# The task
Quote the lines below word for word, from the first one through the line that contains "node-address-label: (n6) 127.0.0.1:50310".

━━━

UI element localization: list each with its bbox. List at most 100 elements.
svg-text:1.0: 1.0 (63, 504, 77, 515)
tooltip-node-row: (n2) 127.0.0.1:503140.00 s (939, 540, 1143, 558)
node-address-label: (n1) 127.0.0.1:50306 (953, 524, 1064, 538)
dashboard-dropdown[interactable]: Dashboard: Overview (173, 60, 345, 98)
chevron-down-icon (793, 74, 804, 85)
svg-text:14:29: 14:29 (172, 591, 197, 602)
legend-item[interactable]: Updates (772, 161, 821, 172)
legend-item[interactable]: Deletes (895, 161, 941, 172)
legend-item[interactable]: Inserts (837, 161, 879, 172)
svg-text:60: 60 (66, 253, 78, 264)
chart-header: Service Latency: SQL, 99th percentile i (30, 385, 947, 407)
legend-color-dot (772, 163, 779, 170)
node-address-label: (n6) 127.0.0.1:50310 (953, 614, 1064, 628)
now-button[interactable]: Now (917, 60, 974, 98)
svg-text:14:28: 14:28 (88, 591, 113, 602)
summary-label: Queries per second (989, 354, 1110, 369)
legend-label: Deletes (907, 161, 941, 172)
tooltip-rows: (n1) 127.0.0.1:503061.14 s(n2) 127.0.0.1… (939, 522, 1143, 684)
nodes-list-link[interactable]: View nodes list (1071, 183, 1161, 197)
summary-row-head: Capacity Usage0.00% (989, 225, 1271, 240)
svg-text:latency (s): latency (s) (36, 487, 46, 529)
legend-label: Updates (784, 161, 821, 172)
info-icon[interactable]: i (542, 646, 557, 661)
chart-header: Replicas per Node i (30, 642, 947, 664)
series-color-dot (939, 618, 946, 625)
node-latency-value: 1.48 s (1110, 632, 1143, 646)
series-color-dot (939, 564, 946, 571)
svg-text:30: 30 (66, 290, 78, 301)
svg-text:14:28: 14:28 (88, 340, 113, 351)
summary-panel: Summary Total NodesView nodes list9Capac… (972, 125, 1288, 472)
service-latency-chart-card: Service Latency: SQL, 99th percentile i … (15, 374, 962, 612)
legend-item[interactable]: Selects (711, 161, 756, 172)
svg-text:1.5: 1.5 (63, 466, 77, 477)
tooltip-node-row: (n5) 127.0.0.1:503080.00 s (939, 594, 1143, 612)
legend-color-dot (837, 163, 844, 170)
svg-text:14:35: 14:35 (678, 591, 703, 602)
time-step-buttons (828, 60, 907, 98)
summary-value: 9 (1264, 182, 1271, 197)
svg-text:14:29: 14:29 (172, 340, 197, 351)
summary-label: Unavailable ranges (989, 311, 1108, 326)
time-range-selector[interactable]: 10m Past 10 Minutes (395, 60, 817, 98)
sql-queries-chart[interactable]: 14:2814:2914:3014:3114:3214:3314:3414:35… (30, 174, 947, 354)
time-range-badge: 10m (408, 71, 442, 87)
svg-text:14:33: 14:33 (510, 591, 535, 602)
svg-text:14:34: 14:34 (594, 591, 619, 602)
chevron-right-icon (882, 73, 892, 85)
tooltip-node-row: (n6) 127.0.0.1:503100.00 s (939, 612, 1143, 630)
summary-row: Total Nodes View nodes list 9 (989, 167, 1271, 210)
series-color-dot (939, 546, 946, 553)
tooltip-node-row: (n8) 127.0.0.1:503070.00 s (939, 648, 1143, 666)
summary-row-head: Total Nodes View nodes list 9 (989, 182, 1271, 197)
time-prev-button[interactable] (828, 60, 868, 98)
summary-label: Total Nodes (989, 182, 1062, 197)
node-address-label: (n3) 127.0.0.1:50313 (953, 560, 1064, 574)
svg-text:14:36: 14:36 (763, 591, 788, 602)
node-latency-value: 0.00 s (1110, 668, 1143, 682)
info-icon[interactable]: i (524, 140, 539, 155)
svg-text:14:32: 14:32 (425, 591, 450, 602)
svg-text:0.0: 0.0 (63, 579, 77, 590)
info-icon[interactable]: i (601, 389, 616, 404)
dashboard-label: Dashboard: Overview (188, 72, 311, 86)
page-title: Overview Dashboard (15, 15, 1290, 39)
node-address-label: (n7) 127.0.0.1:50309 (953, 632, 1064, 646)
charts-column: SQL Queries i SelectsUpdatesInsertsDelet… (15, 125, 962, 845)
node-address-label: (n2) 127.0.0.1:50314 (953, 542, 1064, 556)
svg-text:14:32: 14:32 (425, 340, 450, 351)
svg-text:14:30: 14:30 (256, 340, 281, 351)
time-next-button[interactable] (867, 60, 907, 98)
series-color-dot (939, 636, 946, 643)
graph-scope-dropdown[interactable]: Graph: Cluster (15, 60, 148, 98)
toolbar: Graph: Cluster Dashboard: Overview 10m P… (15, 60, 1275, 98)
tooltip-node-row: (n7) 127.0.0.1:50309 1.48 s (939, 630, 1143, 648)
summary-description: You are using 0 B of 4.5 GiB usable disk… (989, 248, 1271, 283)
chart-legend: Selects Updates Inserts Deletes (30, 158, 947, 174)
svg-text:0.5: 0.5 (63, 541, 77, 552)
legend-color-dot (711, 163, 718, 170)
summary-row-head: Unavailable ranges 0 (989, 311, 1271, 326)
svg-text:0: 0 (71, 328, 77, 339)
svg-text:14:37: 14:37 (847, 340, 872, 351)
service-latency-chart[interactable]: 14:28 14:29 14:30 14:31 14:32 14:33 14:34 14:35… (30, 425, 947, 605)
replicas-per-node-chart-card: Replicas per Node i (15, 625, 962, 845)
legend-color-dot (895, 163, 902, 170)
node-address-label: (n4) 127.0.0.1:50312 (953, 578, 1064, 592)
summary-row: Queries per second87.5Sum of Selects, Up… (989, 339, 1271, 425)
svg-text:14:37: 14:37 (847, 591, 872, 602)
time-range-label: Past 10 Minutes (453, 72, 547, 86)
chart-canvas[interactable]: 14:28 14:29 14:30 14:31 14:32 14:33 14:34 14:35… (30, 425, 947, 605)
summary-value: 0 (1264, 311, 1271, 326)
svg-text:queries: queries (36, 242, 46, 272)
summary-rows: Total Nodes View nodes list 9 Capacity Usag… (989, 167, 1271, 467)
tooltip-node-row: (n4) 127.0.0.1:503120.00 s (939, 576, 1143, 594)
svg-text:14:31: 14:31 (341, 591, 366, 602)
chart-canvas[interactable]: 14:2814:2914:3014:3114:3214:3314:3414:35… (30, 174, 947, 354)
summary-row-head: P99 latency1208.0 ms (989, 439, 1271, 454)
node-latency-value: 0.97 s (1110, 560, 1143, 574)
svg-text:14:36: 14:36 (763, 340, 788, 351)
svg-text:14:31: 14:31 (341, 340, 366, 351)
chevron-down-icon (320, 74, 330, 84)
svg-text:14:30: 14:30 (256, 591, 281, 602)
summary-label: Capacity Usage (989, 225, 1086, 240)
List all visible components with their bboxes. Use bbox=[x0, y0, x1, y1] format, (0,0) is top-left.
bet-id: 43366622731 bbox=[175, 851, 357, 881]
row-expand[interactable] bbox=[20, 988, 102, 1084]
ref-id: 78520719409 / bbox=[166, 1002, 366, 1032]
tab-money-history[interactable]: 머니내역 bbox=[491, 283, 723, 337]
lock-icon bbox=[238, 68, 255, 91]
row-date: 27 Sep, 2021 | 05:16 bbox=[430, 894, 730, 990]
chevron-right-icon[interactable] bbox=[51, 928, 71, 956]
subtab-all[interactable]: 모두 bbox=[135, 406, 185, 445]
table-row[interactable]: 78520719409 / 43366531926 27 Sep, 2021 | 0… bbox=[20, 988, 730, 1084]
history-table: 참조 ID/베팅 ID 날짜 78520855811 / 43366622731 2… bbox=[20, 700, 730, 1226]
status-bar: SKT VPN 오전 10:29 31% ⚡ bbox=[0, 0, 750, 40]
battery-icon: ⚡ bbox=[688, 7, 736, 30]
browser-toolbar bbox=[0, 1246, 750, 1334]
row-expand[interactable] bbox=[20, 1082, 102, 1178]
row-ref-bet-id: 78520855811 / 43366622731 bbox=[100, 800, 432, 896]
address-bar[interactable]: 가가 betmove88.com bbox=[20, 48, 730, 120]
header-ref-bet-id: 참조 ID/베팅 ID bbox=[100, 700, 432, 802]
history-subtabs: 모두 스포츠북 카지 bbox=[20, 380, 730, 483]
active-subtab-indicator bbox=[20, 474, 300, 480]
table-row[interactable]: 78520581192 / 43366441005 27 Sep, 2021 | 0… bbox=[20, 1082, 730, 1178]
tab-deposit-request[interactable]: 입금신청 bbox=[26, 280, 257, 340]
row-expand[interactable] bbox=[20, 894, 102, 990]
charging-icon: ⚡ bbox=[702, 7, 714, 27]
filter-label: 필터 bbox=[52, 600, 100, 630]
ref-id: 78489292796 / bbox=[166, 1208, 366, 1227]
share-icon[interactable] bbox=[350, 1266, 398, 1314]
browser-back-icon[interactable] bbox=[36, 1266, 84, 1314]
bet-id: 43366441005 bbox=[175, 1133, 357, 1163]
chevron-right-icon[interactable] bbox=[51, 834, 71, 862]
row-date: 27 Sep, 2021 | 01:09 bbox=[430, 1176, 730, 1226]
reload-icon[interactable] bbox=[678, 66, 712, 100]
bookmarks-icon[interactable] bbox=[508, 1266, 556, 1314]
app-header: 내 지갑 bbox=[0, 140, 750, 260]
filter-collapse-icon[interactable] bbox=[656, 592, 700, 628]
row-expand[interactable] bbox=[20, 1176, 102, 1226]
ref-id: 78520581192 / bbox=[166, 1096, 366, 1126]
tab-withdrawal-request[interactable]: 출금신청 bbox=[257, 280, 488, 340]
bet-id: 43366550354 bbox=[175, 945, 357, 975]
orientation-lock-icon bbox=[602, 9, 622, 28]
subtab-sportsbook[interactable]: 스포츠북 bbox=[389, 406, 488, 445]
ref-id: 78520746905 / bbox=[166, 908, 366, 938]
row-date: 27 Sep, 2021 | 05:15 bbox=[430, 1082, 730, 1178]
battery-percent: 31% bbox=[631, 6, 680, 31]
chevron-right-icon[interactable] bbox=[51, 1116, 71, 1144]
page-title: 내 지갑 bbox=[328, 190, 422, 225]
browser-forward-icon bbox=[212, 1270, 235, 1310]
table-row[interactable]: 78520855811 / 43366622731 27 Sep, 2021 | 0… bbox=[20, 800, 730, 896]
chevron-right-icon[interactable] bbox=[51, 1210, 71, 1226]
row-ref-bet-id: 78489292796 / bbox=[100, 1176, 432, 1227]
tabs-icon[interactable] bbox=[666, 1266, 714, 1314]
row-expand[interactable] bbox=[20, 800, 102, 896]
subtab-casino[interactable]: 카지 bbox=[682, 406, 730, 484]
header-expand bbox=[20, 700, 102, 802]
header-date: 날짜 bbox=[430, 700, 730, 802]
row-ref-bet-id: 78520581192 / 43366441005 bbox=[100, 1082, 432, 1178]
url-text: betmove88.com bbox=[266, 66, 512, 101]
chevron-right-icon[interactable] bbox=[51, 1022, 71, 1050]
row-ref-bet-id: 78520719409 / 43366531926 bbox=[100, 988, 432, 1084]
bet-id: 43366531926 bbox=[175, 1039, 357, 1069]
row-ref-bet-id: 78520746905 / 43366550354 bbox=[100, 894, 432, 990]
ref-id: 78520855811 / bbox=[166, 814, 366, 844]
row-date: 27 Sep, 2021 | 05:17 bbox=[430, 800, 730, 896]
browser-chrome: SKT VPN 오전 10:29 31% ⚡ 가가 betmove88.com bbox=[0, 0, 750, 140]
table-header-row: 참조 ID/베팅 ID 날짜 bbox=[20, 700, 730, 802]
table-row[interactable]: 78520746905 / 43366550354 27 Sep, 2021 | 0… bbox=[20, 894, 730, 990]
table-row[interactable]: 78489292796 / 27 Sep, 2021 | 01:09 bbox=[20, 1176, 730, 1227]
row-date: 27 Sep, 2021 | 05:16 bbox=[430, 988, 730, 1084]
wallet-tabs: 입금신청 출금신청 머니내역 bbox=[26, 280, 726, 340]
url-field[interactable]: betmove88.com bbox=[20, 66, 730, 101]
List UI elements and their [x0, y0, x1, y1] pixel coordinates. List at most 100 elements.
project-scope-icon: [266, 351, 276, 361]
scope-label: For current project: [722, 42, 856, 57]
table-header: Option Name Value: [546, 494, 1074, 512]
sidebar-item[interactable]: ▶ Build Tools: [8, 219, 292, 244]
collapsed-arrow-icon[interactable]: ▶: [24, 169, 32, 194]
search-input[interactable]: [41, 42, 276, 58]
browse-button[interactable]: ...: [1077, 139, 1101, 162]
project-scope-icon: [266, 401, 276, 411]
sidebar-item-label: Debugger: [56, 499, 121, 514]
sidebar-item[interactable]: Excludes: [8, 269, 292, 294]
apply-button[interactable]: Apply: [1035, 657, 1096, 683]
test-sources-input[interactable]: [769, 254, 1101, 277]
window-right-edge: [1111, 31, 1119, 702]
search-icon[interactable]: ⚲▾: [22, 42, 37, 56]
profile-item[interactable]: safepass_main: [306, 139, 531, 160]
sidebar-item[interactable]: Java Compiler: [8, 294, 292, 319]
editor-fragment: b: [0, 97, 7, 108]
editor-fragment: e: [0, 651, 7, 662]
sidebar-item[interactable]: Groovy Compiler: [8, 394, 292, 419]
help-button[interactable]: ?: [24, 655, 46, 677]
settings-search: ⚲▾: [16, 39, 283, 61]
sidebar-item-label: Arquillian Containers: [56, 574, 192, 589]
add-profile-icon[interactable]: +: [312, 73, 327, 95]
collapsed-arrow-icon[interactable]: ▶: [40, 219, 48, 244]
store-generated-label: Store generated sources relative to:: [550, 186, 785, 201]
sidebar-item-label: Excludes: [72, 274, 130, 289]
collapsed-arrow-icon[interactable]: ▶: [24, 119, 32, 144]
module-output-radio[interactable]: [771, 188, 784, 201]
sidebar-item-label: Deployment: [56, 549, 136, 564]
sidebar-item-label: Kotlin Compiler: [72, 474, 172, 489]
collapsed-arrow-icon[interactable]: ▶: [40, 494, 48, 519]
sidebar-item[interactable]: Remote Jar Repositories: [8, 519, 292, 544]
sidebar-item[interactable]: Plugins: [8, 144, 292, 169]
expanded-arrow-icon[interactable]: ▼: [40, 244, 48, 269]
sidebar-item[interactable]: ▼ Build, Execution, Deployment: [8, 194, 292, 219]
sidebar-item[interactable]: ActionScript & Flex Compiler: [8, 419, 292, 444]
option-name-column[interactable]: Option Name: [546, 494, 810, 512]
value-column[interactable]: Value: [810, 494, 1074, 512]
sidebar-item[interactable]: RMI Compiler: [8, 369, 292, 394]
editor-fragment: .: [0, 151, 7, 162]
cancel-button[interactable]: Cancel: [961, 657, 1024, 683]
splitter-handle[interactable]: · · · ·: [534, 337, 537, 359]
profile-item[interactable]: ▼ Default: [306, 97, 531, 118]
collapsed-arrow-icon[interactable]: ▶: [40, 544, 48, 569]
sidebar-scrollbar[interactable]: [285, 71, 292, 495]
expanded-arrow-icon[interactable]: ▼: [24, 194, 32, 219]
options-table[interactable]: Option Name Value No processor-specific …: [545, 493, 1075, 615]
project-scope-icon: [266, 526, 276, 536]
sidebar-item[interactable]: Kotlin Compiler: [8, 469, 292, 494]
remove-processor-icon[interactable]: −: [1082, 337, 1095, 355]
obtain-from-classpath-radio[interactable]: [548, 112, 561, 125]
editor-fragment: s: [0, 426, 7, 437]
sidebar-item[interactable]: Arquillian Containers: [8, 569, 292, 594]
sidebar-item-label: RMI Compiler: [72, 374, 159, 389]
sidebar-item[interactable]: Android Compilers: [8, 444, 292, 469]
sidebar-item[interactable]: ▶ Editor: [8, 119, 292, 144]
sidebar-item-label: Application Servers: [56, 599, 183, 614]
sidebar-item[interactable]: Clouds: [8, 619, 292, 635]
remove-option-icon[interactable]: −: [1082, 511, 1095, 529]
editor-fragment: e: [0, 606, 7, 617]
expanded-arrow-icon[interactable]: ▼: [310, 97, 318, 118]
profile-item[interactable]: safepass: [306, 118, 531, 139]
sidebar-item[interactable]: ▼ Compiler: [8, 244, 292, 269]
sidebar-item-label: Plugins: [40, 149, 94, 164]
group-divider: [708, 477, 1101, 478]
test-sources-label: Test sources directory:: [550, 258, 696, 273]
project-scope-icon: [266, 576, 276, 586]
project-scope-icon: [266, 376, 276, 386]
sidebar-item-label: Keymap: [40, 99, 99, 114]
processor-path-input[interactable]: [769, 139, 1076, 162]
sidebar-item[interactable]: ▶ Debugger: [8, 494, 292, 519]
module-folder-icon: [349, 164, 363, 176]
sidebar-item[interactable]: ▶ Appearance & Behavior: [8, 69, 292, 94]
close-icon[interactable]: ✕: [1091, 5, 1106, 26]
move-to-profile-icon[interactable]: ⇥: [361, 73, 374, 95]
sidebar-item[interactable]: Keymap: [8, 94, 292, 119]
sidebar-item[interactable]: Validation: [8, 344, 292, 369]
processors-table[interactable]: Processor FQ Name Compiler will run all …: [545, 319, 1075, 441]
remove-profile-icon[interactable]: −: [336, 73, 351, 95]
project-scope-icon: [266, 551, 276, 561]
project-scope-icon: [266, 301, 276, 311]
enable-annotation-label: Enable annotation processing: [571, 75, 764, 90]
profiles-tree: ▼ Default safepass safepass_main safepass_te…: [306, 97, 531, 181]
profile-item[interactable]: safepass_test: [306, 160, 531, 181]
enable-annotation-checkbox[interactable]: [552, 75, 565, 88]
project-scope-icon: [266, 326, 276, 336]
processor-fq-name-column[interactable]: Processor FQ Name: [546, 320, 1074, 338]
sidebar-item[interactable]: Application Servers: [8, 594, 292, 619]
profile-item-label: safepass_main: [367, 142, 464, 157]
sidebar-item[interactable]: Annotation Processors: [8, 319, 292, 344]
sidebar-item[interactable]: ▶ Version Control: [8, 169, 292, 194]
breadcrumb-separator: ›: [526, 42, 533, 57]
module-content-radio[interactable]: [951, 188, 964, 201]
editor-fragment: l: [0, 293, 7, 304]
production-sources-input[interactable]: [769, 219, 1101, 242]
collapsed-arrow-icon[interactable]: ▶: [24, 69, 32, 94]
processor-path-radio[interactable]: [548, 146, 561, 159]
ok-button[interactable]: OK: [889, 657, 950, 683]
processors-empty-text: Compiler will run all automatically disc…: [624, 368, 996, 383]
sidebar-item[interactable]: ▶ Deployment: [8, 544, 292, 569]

━━━

# Solved problem
UI element localization: list each with its bbox. List at most 100 elements.
svg-text:1.0: 1.0 (63, 504, 77, 515)
tooltip-node-row: (n2) 127.0.0.1:503140.00 s (939, 540, 1143, 558)
node-address-label: (n1) 127.0.0.1:50306 (953, 524, 1064, 538)
dashboard-dropdown[interactable]: Dashboard: Overview (173, 60, 345, 98)
chevron-down-icon (793, 74, 804, 85)
svg-text:14:29: 14:29 (172, 591, 197, 602)
legend-item[interactable]: Updates (772, 161, 821, 172)
legend-item[interactable]: Deletes (895, 161, 941, 172)
legend-item[interactable]: Inserts (837, 161, 879, 172)
svg-text:60: 60 (66, 253, 78, 264)
chart-header: Service Latency: SQL, 99th percentile i (30, 385, 947, 407)
legend-color-dot (772, 163, 779, 170)
node-address-label: (n6) 127.0.0.1:50310 (953, 614, 1064, 628)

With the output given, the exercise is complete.